- Requirement A: Set down, word for word, the part of the Pandas GroupBy speedup article that opens with the words containing "Scenario: we have" and closes with "an expensive operation.".
- Requirement B: Resume the Pandas GroupBy speedup article from the point where it stops.

- Document excerpt:
--------

## Speed up Pandas' GroupBy with Cython

Scenario: we have a large dataframe [comprising](https://en.wikipedia.org/wiki/User:Giraffedata/comprised_of) several smaller tables concatenated together.

We've done all our data cleaning and munging on the columns of the large dataframe, and we need to break it up into small dataframes.  This scenario may, hypothetically, come up when doing sequence modeling with recurrent neural networks, and we need to prepare mini-batches of sequences for our model to train against.

A straightforward way to do it is `list(df.groupby(level=0, sort=False))`.  Unfortunately, Pandas can be really slow in this case -- making lots of little dataframes is an expensive operation.

Since we know certain constraints are satisfied, can we speed this up with NumPy and Cython?

In [None]:
import pandas as pd
import numpy as np
from uuid import uuid4
import toolz

In [None]:
%load_ext Cython

In [None]:
nblocks = 10000
rowsperblock = np.random.randint(1, 7, size=nblocks)
ncols = 3

idx = list(toolz.concat([[uuid4().hex] * rpb for rpb in rowsperblock]))
df = pd.DataFrame(np.random.standard_normal(size=(rowsperblock.sum(), ncols)), index=idx)
print(df.info())
df.head(15)

--------

- Entries taken from a collection:

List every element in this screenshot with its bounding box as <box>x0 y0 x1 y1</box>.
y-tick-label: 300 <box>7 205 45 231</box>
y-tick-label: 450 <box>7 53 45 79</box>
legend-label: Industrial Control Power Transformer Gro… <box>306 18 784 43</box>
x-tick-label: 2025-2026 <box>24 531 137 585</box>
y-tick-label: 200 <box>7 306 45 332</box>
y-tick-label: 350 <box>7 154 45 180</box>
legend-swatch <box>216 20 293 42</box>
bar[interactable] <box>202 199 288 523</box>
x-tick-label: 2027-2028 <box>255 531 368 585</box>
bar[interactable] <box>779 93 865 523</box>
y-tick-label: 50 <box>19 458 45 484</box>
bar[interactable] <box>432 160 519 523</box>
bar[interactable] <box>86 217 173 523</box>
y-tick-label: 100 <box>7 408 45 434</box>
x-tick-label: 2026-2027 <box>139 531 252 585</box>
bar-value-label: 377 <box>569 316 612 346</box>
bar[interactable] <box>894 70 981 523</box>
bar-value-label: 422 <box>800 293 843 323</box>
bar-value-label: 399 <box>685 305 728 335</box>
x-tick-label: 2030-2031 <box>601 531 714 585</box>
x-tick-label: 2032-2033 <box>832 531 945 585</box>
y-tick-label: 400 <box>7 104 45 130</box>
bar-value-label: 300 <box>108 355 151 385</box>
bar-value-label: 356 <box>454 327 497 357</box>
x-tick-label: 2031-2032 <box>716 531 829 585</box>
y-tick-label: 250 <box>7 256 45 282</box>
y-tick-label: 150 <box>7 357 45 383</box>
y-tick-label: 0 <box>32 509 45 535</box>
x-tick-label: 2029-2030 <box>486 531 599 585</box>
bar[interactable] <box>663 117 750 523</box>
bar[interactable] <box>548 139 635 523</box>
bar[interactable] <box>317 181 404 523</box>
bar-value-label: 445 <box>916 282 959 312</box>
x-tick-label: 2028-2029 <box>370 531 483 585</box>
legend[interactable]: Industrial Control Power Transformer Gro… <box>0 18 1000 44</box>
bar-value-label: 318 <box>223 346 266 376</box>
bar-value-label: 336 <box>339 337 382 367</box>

--------

- Response A:
Scenario: we have a large dataframe [comprising](https://en.wikipedia.org/wiki/User:Giraffedata/comprised_of) several smaller tables concatenated together.

We've done all our data cleaning and munging on the columns of the large dataframe, and we need to break it up into small dataframes.  This scenario may, hypothetically, come up when doing sequence modeling with recurrent neural networks, and we need to prepare mini-batches of sequences for our model to train against.

A straightforward way to do it is `list(df.groupby(level=0, sort=False))`.  Unfortunately, Pandas can be really slow in this case -- making lots of little dataframes is an expensive operation.

- Response B:
In [None]:
df.index.is_monotonic

In [None]:
list(df.groupby(level=[0], sort=False))[:2]

In [None]:
%timeit list(df.groupby(level=[0], sort=False))

In [None]:
%prun list(df.groupby(level=[0], sort=False))

### Creating lots of little dataframes is expensive
* Pandas doesn't have a fast path for DataFrame creation with data that's already clean.

## NumPy version

* For this problem, we're willing to adjust the output and generate a sequence of NumPy arrays rather than a sequence of dataframes.
* With this adjustment, we'll see we can get a substantial speedup using NumPy operations.
* Once it's rewritten to use NumPy, then we can get *further* speedups with Cython.

In [None]:
def splitby(df):
    idx = df.index
    # NumPy array of "posts" that delineate the row indices
    # with which to split the dataframe.
    posts = np.where(idx[1:] != idx[:-1])[0] + 1
    split_labels = idx[np.concatenate([[0], posts, [-1]])]
    split_data = np.split(df.values, posts, 0)
    return list(zip(split_labels, split_data))

In [None]:
splitby(df)[:2]

In [None]:
%timeit splitby(df)

### Questions
* Why is this faster?
* What about `DataFrame.iloc`?  Can it give us fast slicing without the overhead?  Why or why not?
* If we double the number of columns, how do you expect the two versions to scale?

## First Cython version

* With room for improvement...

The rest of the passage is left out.